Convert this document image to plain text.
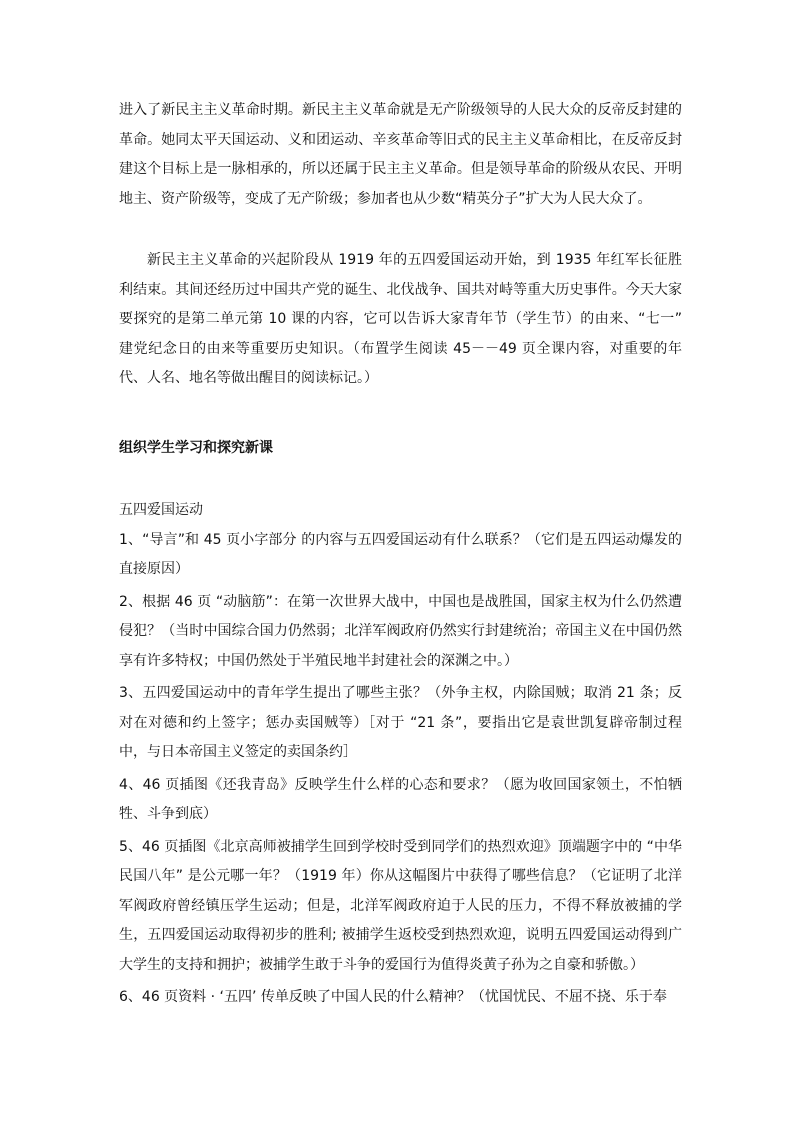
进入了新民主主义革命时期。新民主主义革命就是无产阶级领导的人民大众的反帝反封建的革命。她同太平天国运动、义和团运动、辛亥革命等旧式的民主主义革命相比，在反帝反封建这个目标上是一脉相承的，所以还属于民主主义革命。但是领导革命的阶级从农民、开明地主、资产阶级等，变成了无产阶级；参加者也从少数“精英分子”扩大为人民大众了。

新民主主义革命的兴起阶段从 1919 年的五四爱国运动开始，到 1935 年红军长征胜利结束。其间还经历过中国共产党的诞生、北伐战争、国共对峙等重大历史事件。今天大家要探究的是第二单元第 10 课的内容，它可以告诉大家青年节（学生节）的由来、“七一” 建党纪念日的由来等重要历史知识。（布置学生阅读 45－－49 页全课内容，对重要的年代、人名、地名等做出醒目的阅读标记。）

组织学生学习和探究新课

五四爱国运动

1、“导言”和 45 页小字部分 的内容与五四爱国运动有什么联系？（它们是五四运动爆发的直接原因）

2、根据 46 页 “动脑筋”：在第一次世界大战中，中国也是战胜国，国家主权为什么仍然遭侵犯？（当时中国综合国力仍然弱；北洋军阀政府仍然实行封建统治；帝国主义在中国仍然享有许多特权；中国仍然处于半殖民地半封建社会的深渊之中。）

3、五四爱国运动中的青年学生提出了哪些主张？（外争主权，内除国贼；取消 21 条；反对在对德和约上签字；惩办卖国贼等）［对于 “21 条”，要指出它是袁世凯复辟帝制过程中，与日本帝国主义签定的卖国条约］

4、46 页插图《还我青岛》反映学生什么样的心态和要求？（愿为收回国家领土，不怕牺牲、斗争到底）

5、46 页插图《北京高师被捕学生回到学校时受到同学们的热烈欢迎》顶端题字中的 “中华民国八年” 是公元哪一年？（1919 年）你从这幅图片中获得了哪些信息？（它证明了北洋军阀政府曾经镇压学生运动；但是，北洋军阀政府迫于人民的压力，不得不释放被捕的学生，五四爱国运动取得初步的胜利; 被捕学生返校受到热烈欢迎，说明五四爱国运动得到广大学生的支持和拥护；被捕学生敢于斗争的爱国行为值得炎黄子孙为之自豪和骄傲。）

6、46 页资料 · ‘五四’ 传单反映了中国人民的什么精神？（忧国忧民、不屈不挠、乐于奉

___

#### [WHAT THE TASK ASKS]
Write out the listing word for word, omitting the pictures it holds.

#### [ANSWER IN FULL]
Convert this document image to plain text.
进入了新民主主义革命时期。新民主主义革命就是无产阶级领导的人民大众的反帝反封建的革命。她同太平天国运动、义和团运动、辛亥革命等旧式的民主主义革命相比，在反帝反封建这个目标上是一脉相承的，所以还属于民主主义革命。但是领导革命的阶级从农民、开明地主、资产阶级等，变成了无产阶级；参加者也从少数“精英分子”扩大为人民大众了。

新民主主义革命的兴起阶段从 1919 年的五四爱国运动开始，到 1935 年红军长征胜利结束。其间还经历过中国共产党的诞生、北伐战争、国共对峙等重大历史事件。今天大家要探究的是第二单元第 10 课的内容，它可以告诉大家青年节（学生节）的由来、“七一” 建党纪念日的由来等重要历史知识。（布置学生阅读 45－－49 页全课内容，对重要的年代、人名、地名等做出醒目的阅读标记。）

组织学生学习和探究新课

五四爱国运动

1、“导言”和 45 页小字部分 的内容与五四爱国运动有什么联系？（它们是五四运动爆发的直接原因）

2、根据 46 页 “动脑筋”：在第一次世界大战中，中国也是战胜国，国家主权为什么仍然遭侵犯？（当时中国综合国力仍然弱；北洋军阀政府仍然实行封建统治；帝国主义在中国仍然享有许多特权；中国仍然处于半殖民地半封建社会的深渊之中。）

3、五四爱国运动中的青年学生提出了哪些主张？（外争主权，内除国贼；取消 21 条；反对在对德和约上签字；惩办卖国贼等）［对于 “21 条”，要指出它是袁世凯复辟帝制过程中，与日本帝国主义签定的卖国条约］

4、46 页插图《还我青岛》反映学生什么样的心态和要求？（愿为收回国家领土，不怕牺牲、斗争到底）

5、46 页插图《北京高师被捕学生回到学校时受到同学们的热烈欢迎》顶端题字中的 “中华民国八年” 是公元哪一年？（1919 年）你从这幅图片中获得了哪些信息？（它证明了北洋军阀政府曾经镇压学生运动；但是，北洋军阀政府迫于人民的压力，不得不释放被捕的学生，五四爱国运动取得初步的胜利; 被捕学生返校受到热烈欢迎，说明五四爱国运动得到广大学生的支持和拥护；被捕学生敢于斗争的爱国行为值得炎黄子孙为之自豪和骄傲。）

6、46 页资料 · ‘五四’ 传单反映了中国人民的什么精神？（忧国忧民、不屈不挠、乐于奉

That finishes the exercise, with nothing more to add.